• Required task:
Output every entry exactly as written, skipping any pictures.

[Items from a data source]
►

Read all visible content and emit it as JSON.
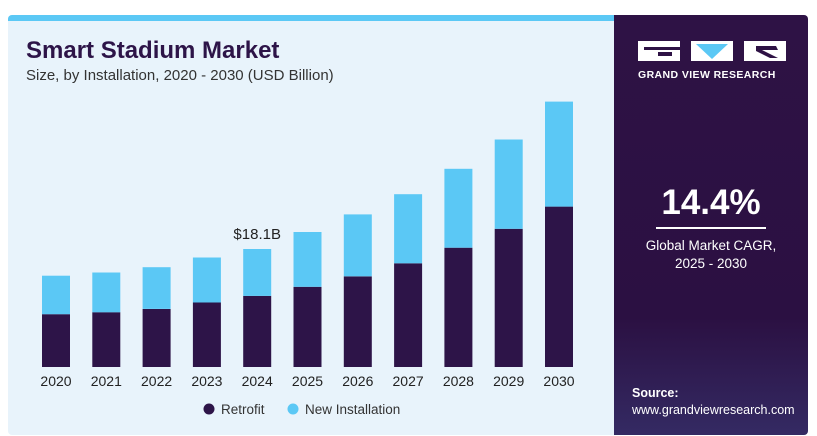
{
  "chart_data": {
    "type": "bar",
    "stacked": true,
    "title": "Smart Stadium Market",
    "subtitle": "Size, by Installation, 2020 - 2030 (USD Billion)",
    "categories": [
      "2020",
      "2021",
      "2022",
      "2023",
      "2024",
      "2025",
      "2026",
      "2027",
      "2028",
      "2029",
      "2030"
    ],
    "series": [
      {
        "name": "Retrofit",
        "color": "#2d1448",
        "values": [
          8.1,
          8.4,
          8.9,
          9.9,
          10.9,
          12.3,
          13.9,
          15.9,
          18.3,
          21.2,
          24.6
        ]
      },
      {
        "name": "New Installation",
        "color": "#5bc8f5",
        "values": [
          5.9,
          6.1,
          6.4,
          6.9,
          7.2,
          8.4,
          9.5,
          10.6,
          12.1,
          13.7,
          16.1
        ]
      }
    ],
    "annotations": [
      {
        "category": "2024",
        "text": "$18.1B"
      }
    ],
    "legend_position": "bottom",
    "grid": false
  },
  "side_panel": {
    "brand": "GRAND VIEW RESEARCH",
    "cagr_value": "14.4%",
    "cagr_label_line1": "Global Market CAGR,",
    "cagr_label_line2": "2025 - 2030",
    "source_label": "Source:",
    "source_url": "www.grandviewresearch.com"
  }
}
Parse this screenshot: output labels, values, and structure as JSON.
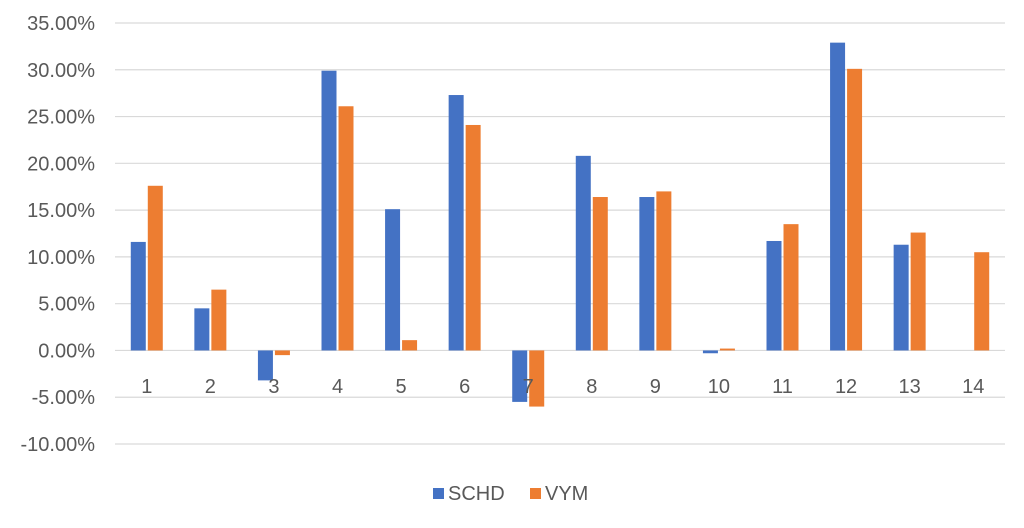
{
  "chart_data": {
    "type": "bar",
    "categories": [
      "1",
      "2",
      "3",
      "4",
      "5",
      "6",
      "7",
      "8",
      "9",
      "10",
      "11",
      "12",
      "13",
      "14"
    ],
    "series": [
      {
        "name": "SCHD",
        "color": "#4472C4",
        "values": [
          11.6,
          4.5,
          -3.2,
          29.9,
          15.1,
          27.3,
          -5.5,
          20.8,
          16.4,
          -0.3,
          11.7,
          32.9,
          11.3,
          null
        ]
      },
      {
        "name": "VYM",
        "color": "#ED7D31",
        "values": [
          17.6,
          6.5,
          -0.5,
          26.1,
          1.1,
          24.1,
          -6.0,
          16.4,
          17.0,
          0.2,
          13.5,
          30.1,
          12.6,
          10.5
        ]
      }
    ],
    "y_ticks": [
      "35.00%",
      "30.00%",
      "25.00%",
      "20.00%",
      "15.00%",
      "10.00%",
      "5.00%",
      "0.00%",
      "-5.00%",
      "-10.00%"
    ],
    "ylim": [
      -10,
      35
    ],
    "grid": true,
    "legend_position": "bottom",
    "gridline_color": "#d9d9d9",
    "axis_label_color": "#595959"
  }
}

◄

• Answer to this task:
Read all visible content and emit it as JSON.
{
  "chart_data": {
    "type": "bar",
    "stacked": true,
    "title": "Smart Stadium Market",
    "subtitle": "Size, by Installation, 2020 - 2030 (USD Billion)",
    "categories": [
      "2020",
      "2021",
      "2022",
      "2023",
      "2024",
      "2025",
      "2026",
      "2027",
      "2028",
      "2029",
      "2030"
    ],
    "series": [
      {
        "name": "Retrofit",
        "color": "#2d1448",
        "values": [
          8.1,
          8.4,
          8.9,
          9.9,
          10.9,
          12.3,
          13.9,
          15.9,
          18.3,
          21.2,
          24.6
        ]
      },
      {
        "name": "New Installation",
        "color": "#5bc8f5",
        "values": [
          5.9,
          6.1,
          6.4,
          6.9,
          7.2,
          8.4,
          9.5,
          10.6,
          12.1,
          13.7,
          16.1
        ]
      }
    ],
    "annotations": [
      {
        "category": "2024",
        "text": "$18.1B"
      }
    ],
    "legend_position": "bottom",
    "grid": false
  },
  "side_panel": {
    "brand": "GRAND VIEW RESEARCH",
    "cagr_value": "14.4%",
    "cagr_label_line1": "Global Market CAGR,",
    "cagr_label_line2": "2025 - 2030",
    "source_label": "Source:",
    "source_url": "www.grandviewresearch.com"
  }
}
Parse this screenshot: output labels, values, and structure as JSON.
{
  "chart_data": {
    "type": "bar",
    "categories": [
      "1",
      "2",
      "3",
      "4",
      "5",
      "6",
      "7",
      "8",
      "9",
      "10",
      "11",
      "12",
      "13",
      "14"
    ],
    "series": [
      {
        "name": "SCHD",
        "color": "#4472C4",
        "values": [
          11.6,
          4.5,
          -3.2,
          29.9,
          15.1,
          27.3,
          -5.5,
          20.8,
          16.4,
          -0.3,
          11.7,
          32.9,
          11.3,
          null
        ]
      },
      {
        "name": "VYM",
        "color": "#ED7D31",
        "values": [
          17.6,
          6.5,
          -0.5,
          26.1,
          1.1,
          24.1,
          -6.0,
          16.4,
          17.0,
          0.2,
          13.5,
          30.1,
          12.6,
          10.5
        ]
      }
    ],
    "y_ticks": [
      "35.00%",
      "30.00%",
      "25.00%",
      "20.00%",
      "15.00%",
      "10.00%",
      "5.00%",
      "0.00%",
      "-5.00%",
      "-10.00%"
    ],
    "ylim": [
      -10,
      35
    ],
    "grid": true,
    "legend_position": "bottom",
    "gridline_color": "#d9d9d9",
    "axis_label_color": "#595959"
  }
}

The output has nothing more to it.